● Task goal
Return every record exactly. Omit nothing.

● Extracted information
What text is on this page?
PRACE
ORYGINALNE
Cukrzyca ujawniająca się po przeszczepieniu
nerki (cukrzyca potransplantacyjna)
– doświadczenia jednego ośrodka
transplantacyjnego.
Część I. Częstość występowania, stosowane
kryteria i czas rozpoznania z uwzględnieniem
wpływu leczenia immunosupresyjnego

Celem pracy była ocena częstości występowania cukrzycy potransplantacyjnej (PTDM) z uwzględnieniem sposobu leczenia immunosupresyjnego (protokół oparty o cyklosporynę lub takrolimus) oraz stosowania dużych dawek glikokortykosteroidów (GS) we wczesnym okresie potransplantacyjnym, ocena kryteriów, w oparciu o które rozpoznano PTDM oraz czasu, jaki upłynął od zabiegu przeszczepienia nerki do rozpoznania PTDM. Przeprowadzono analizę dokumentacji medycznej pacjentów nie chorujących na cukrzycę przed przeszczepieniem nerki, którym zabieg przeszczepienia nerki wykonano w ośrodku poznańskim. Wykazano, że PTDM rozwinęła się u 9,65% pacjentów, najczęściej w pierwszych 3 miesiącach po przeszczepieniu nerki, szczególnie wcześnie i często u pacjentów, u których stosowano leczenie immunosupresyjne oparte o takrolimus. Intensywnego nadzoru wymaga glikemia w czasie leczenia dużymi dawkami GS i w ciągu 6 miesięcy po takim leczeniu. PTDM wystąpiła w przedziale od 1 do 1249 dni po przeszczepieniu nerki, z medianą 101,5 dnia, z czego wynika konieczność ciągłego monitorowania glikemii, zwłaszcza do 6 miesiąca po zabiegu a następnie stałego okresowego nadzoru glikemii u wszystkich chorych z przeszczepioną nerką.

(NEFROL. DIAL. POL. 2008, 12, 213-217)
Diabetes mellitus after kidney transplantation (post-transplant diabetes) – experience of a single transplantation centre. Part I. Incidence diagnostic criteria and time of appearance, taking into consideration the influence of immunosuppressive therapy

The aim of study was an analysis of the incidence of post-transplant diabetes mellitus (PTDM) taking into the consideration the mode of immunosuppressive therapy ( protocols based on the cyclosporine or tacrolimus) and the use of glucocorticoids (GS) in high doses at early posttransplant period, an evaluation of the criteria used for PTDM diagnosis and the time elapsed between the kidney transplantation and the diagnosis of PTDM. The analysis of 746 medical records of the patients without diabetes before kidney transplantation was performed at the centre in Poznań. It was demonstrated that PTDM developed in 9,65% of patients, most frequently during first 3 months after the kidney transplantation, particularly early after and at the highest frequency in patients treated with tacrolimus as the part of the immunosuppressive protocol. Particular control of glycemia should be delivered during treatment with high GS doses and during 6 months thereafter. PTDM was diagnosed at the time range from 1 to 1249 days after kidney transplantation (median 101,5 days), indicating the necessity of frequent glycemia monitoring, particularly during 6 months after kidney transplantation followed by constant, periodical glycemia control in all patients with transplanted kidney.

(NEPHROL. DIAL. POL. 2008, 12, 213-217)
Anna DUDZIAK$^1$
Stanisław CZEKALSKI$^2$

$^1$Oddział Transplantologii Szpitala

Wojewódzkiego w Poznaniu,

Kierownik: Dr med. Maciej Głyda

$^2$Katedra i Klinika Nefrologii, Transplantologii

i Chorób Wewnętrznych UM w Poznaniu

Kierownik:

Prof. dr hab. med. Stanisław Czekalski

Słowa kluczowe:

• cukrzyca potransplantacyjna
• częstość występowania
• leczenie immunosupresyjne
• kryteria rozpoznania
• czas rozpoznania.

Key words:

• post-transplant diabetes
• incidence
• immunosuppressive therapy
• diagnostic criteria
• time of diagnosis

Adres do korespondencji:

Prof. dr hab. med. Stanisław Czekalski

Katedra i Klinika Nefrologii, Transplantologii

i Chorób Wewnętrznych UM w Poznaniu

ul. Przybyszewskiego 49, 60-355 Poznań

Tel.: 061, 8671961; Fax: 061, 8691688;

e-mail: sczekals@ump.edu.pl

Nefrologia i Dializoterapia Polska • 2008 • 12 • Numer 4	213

● Answer section
What text is on this page?
PRACE
ORYGINALNE
Cukrzyca ujawniająca się po przeszczepieniu
nerki (cukrzyca potransplantacyjna)
– doświadczenia jednego ośrodka
transplantacyjnego.
Część I. Częstość występowania, stosowane
kryteria i czas rozpoznania z uwzględnieniem
wpływu leczenia immunosupresyjnego

Celem pracy była ocena częstości występowania cukrzycy potransplantacyjnej (PTDM) z uwzględnieniem sposobu leczenia immunosupresyjnego (protokół oparty o cyklosporynę lub takrolimus) oraz stosowania dużych dawek glikokortykosteroidów (GS) we wczesnym okresie potransplantacyjnym, ocena kryteriów, w oparciu o które rozpoznano PTDM oraz czasu, jaki upłynął od zabiegu przeszczepienia nerki do rozpoznania PTDM. Przeprowadzono analizę dokumentacji medycznej pacjentów nie chorujących na cukrzycę przed przeszczepieniem nerki, którym zabieg przeszczepienia nerki wykonano w ośrodku poznańskim. Wykazano, że PTDM rozwinęła się u 9,65% pacjentów, najczęściej w pierwszych 3 miesiącach po przeszczepieniu nerki, szczególnie wcześnie i często u pacjentów, u których stosowano leczenie immunosupresyjne oparte o takrolimus. Intensywnego nadzoru wymaga glikemia w czasie leczenia dużymi dawkami GS i w ciągu 6 miesięcy po takim leczeniu. PTDM wystąpiła w przedziale od 1 do 1249 dni po przeszczepieniu nerki, z medianą 101,5 dnia, z czego wynika konieczność ciągłego monitorowania glikemii, zwłaszcza do 6 miesiąca po zabiegu a następnie stałego okresowego nadzoru glikemii u wszystkich chorych z przeszczepioną nerką.

(NEFROL. DIAL. POL. 2008, 12, 213-217)
Diabetes mellitus after kidney transplantation (post-transplant diabetes) – experience of a single transplantation centre. Part I. Incidence diagnostic criteria and time of appearance, taking into consideration the influence of immunosuppressive therapy

The aim of study was an analysis of the incidence of post-transplant diabetes mellitus (PTDM) taking into the consideration the mode of immunosuppressive therapy ( protocols based on the cyclosporine or tacrolimus) and the use of glucocorticoids (GS) in high doses at early posttransplant period, an evaluation of the criteria used for PTDM diagnosis and the time elapsed between the kidney transplantation and the diagnosis of PTDM. The analysis of 746 medical records of the patients without diabetes before kidney transplantation was performed at the centre in Poznań. It was demonstrated that PTDM developed in 9,65% of patients, most frequently during first 3 months after the kidney transplantation, particularly early after and at the highest frequency in patients treated with tacrolimus as the part of the immunosuppressive protocol. Particular control of glycemia should be delivered during treatment with high GS doses and during 6 months thereafter. PTDM was diagnosed at the time range from 1 to 1249 days after kidney transplantation (median 101,5 days), indicating the necessity of frequent glycemia monitoring, particularly during 6 months after kidney transplantation followed by constant, periodical glycemia control in all patients with transplanted kidney.

(NEPHROL. DIAL. POL. 2008, 12, 213-217)
Anna DUDZIAK$^1$
Stanisław CZEKALSKI$^2$

$^1$Oddział Transplantologii Szpitala

Wojewódzkiego w Poznaniu,

Kierownik: Dr med. Maciej Głyda

$^2$Katedra i Klinika Nefrologii, Transplantologii

i Chorób Wewnętrznych UM w Poznaniu

Kierownik:

Prof. dr hab. med. Stanisław Czekalski

Słowa kluczowe:

• cukrzyca potransplantacyjna
• częstość występowania
• leczenie immunosupresyjne
• kryteria rozpoznania
• czas rozpoznania.

Key words:

• post-transplant diabetes
• incidence
• immunosuppressive therapy
• diagnostic criteria
• time of diagnosis

Adres do korespondencji:

Prof. dr hab. med. Stanisław Czekalski

Katedra i Klinika Nefrologii, Transplantologii

i Chorób Wewnętrznych UM w Poznaniu

ul. Przybyszewskiego 49, 60-355 Poznań

Tel.: 061, 8671961; Fax: 061, 8691688;

e-mail: sczekals@ump.edu.pl

Nefrologia i Dializoterapia Polska • 2008 • 12 • Numer 4	213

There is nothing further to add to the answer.